§ What to work on
Transcribe the records exactly. Pictures do not belong in the transcription.

§ Given records
━━━━

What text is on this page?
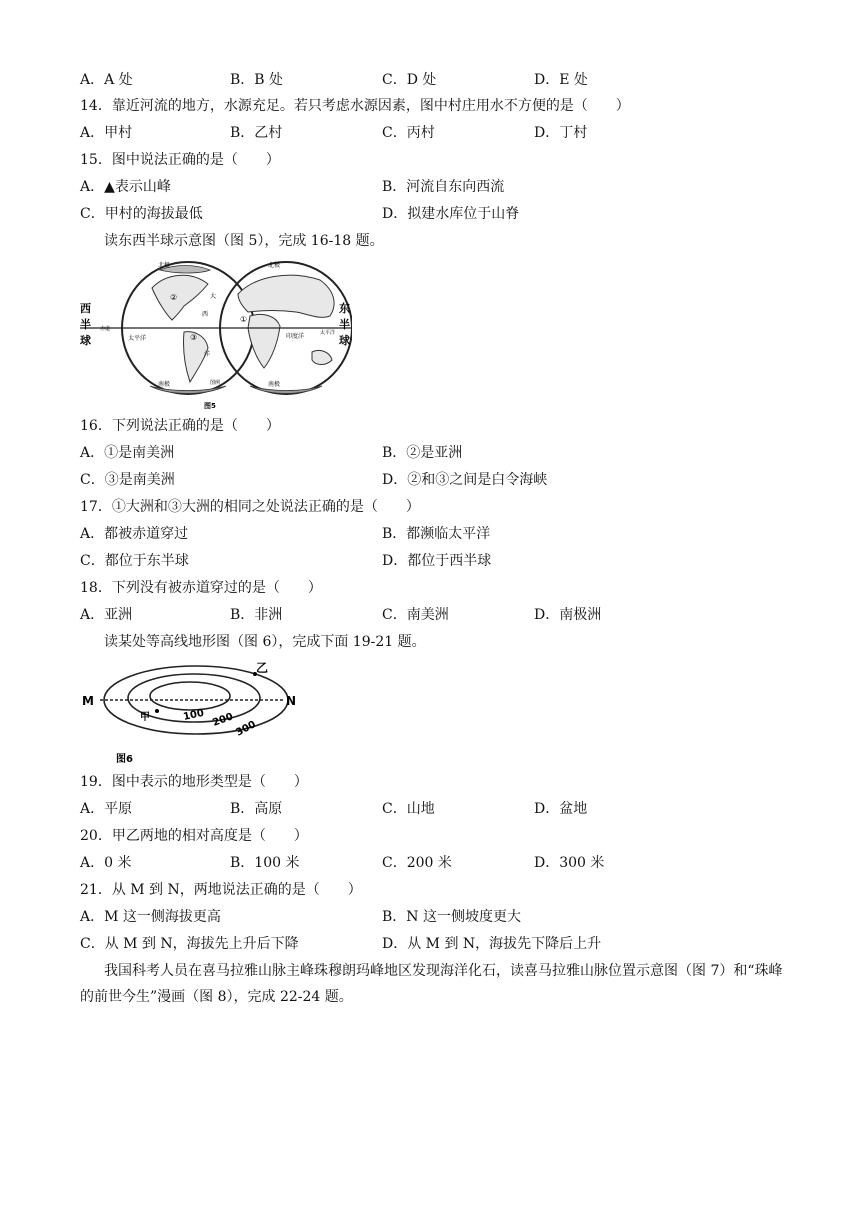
A．A 处	B．B 处	C．D 处	D．E 处
14．靠近河流的地方，水源充足。若只考虑水源因素，图中村庄用水不方便的是（　　）
A．甲村	B．乙村	C．丙村	D．丁村
15．图中说法正确的是（　　）
A．▲表示山峰	B．河流自东向西流
C．甲村的海拔最低	D．拟建水库位于山脊
读东西半球示意图（图 5），完成 16-18 题。
西
半
球
东
半
球
北极
南极
北极
南极
太平洋
大
西
洋
赤道
②
③
①
印度洋	太平洋
图例
图5
16．下列说法正确的是（　　）
A．①是南美洲	B．②是亚洲
C．③是南美洲	D．②和③之间是白令海峡
17．①大洲和③大洲的相同之处说法正确的是（　　）
A．都被赤道穿过	B．都濒临太平洋
C．都位于东半球	D．都位于西半球
18．下列没有被赤道穿过的是（　　）
A．亚洲	B．非洲	C．南美洲	D．南极洲
读某处等高线地形图（图 6），完成下面 19-21 题。
M	N
乙
甲	100 200 300
图6
19．图中表示的地形类型是（　　）
A．平原	B．高原	C．山地	D．盆地
20．甲乙两地的相对高度是（　　）
A．0 米	B．100 米	C．200 米	D．300 米
21．从 M 到 N，两地说法正确的是（　　）
A．M 这一侧海拔更高	B．N 这一侧坡度更大
C．从 M 到 N，海拔先上升后下降	D．从 M 到 N，海拔先下降后上升
我国科考人员在喜马拉雅山脉主峰珠穆朗玛峰地区发现海洋化石，读喜马拉雅山脉位置示意图（图 7）和“珠峰的前世今生”漫画（图 8），完成 22-24 题。
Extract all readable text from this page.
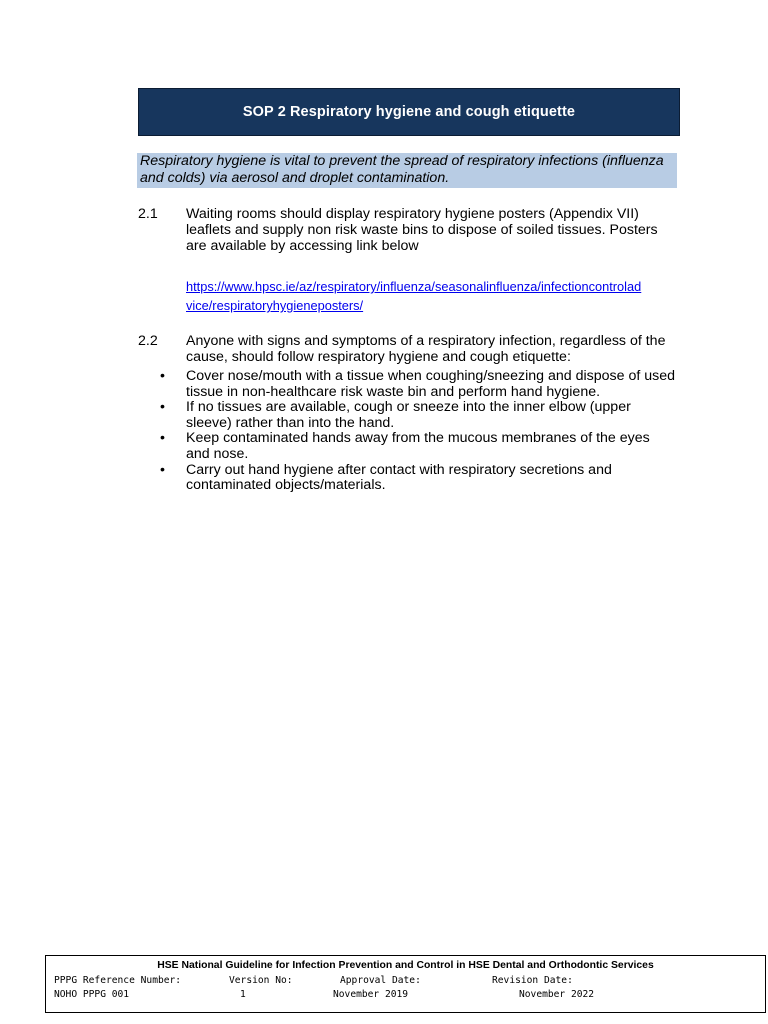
SOP 2 Respiratory hygiene and cough etiquette
Respiratory hygiene is vital to prevent the spread of respiratory infections (influenza
and colds) via aerosol and droplet contamination.
2.1 Waiting rooms should display respiratory hygiene posters (Appendix VII)
leaflets and supply non risk waste bins to dispose of soiled tissues. Posters
are available by accessing link below
https://www.hpsc.ie/az/respiratory/influenza/seasonalinfluenza/infectioncontrolad
vice/respiratoryhygieneposters/
2.2 Anyone with signs and symptoms of a respiratory infection, regardless of the
cause, should follow respiratory hygiene and cough etiquette:
• Cover nose/mouth with a tissue when coughing/sneezing and dispose of used
tissue in non-healthcare risk waste bin and perform hand hygiene.
• If no tissues are available, cough or sneeze into the inner elbow (upper
sleeve) rather than into the hand.
• Keep contaminated hands away from the mucous membranes of the eyes
and nose.
• Carry out hand hygiene after contact with respiratory secretions and
contaminated objects/materials.
HSE National Guideline for Infection Prevention and Control in HSE Dental and Orthodontic Services
PPPG Reference Number:	Version No:	Approval Date:	Revision Date:
NOHO PPPG 001	1	November 2019	November 2022
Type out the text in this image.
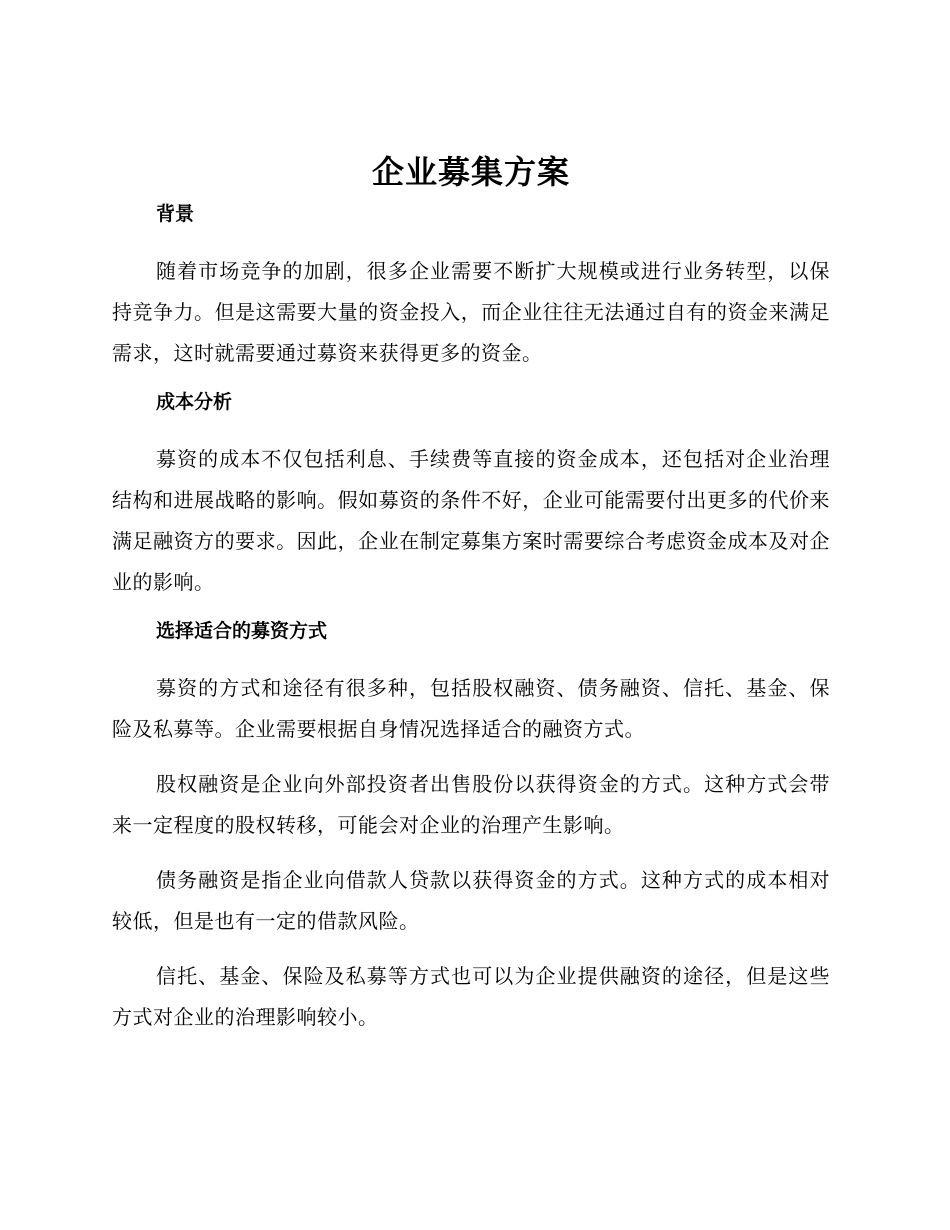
企业募集方案
背景

随着市场竞争的加剧，很多企业需要不断扩大规模或进行业务转型，以保持竞争力。但是这需要大量的资金投入，而企业往往无法通过自有的资金来满足需求，这时就需要通过募资来获得更多的资金。

成本分析

募资的成本不仅包括利息、手续费等直接的资金成本，还包括对企业治理结构和进展战略的影响。假如募资的条件不好，企业可能需要付出更多的代价来满足融资方的要求。因此，企业在制定募集方案时需要综合考虑资金成本及对企业的影响。

选择适合的募资方式

募资的方式和途径有很多种，包括股权融资、债务融资、信托、基金、保险及私募等。企业需要根据自身情况选择适合的融资方式。

股权融资是企业向外部投资者出售股份以获得资金的方式。这种方式会带来一定程度的股权转移，可能会对企业的治理产生影响。

债务融资是指企业向借款人贷款以获得资金的方式。这种方式的成本相对较低，但是也有一定的借款风险。

信托、基金、保险及私募等方式也可以为企业提供融资的途径，但是这些方式对企业的治理影响较小。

━━━━

§ Correct output
What text is on this page?
A．A 处	B．B 处	C．D 处	D．E 处
14．靠近河流的地方，水源充足。若只考虑水源因素，图中村庄用水不方便的是（　　）
A．甲村	B．乙村	C．丙村	D．丁村
15．图中说法正确的是（　　）
A．▲表示山峰	B．河流自东向西流
C．甲村的海拔最低	D．拟建水库位于山脊
读东西半球示意图（图 5），完成 16-18 题。
西
半
球
东
半
球
北极
南极
北极
南极
太平洋
大
西
洋
赤道
②
③
①
印度洋	太平洋
图例
图5
16．下列说法正确的是（　　）
A．①是南美洲	B．②是亚洲
C．③是南美洲	D．②和③之间是白令海峡
17．①大洲和③大洲的相同之处说法正确的是（　　）
A．都被赤道穿过	B．都濒临太平洋
C．都位于东半球	D．都位于西半球
18．下列没有被赤道穿过的是（　　）
A．亚洲	B．非洲	C．南美洲	D．南极洲
读某处等高线地形图（图 6），完成下面 19-21 题。
M	N
乙
甲	100 200 300
图6
19．图中表示的地形类型是（　　）
A．平原	B．高原	C．山地	D．盆地
20．甲乙两地的相对高度是（　　）
A．0 米	B．100 米	C．200 米	D．300 米
21．从 M 到 N，两地说法正确的是（　　）
A．M 这一侧海拔更高	B．N 这一侧坡度更大
C．从 M 到 N，海拔先上升后下降	D．从 M 到 N，海拔先下降后上升
我国科考人员在喜马拉雅山脉主峰珠穆朗玛峰地区发现海洋化石，读喜马拉雅山脉位置示意图（图 7）和“珠峰的前世今生”漫画（图 8），完成 22-24 题。
Extract all readable text from this page.
SOP 2 Respiratory hygiene and cough etiquette
Respiratory hygiene is vital to prevent the spread of respiratory infections (influenza
and colds) via aerosol and droplet contamination.
2.1 Waiting rooms should display respiratory hygiene posters (Appendix VII)
leaflets and supply non risk waste bins to dispose of soiled tissues. Posters
are available by accessing link below
https://www.hpsc.ie/az/respiratory/influenza/seasonalinfluenza/infectioncontrolad
vice/respiratoryhygieneposters/
2.2 Anyone with signs and symptoms of a respiratory infection, regardless of the
cause, should follow respiratory hygiene and cough etiquette:
• Cover nose/mouth with a tissue when coughing/sneezing and dispose of used
tissue in non-healthcare risk waste bin and perform hand hygiene.
• If no tissues are available, cough or sneeze into the inner elbow (upper
sleeve) rather than into the hand.
• Keep contaminated hands away from the mucous membranes of the eyes
and nose.
• Carry out hand hygiene after contact with respiratory secretions and
contaminated objects/materials.
HSE National Guideline for Infection Prevention and Control in HSE Dental and Orthodontic Services
PPPG Reference Number:	Version No:	Approval Date:	Revision Date:
NOHO PPPG 001	1	November 2019	November 2022
Type out the text in this image.
企业募集方案
背景

随着市场竞争的加剧，很多企业需要不断扩大规模或进行业务转型，以保持竞争力。但是这需要大量的资金投入，而企业往往无法通过自有的资金来满足需求，这时就需要通过募资来获得更多的资金。

成本分析

募资的成本不仅包括利息、手续费等直接的资金成本，还包括对企业治理结构和进展战略的影响。假如募资的条件不好，企业可能需要付出更多的代价来满足融资方的要求。因此，企业在制定募集方案时需要综合考虑资金成本及对企业的影响。

选择适合的募资方式

募资的方式和途径有很多种，包括股权融资、债务融资、信托、基金、保险及私募等。企业需要根据自身情况选择适合的融资方式。

股权融资是企业向外部投资者出售股份以获得资金的方式。这种方式会带来一定程度的股权转移，可能会对企业的治理产生影响。

债务融资是指企业向借款人贷款以获得资金的方式。这种方式的成本相对较低，但是也有一定的借款风险。

信托、基金、保险及私募等方式也可以为企业提供融资的途径，但是这些方式对企业的治理影响较小。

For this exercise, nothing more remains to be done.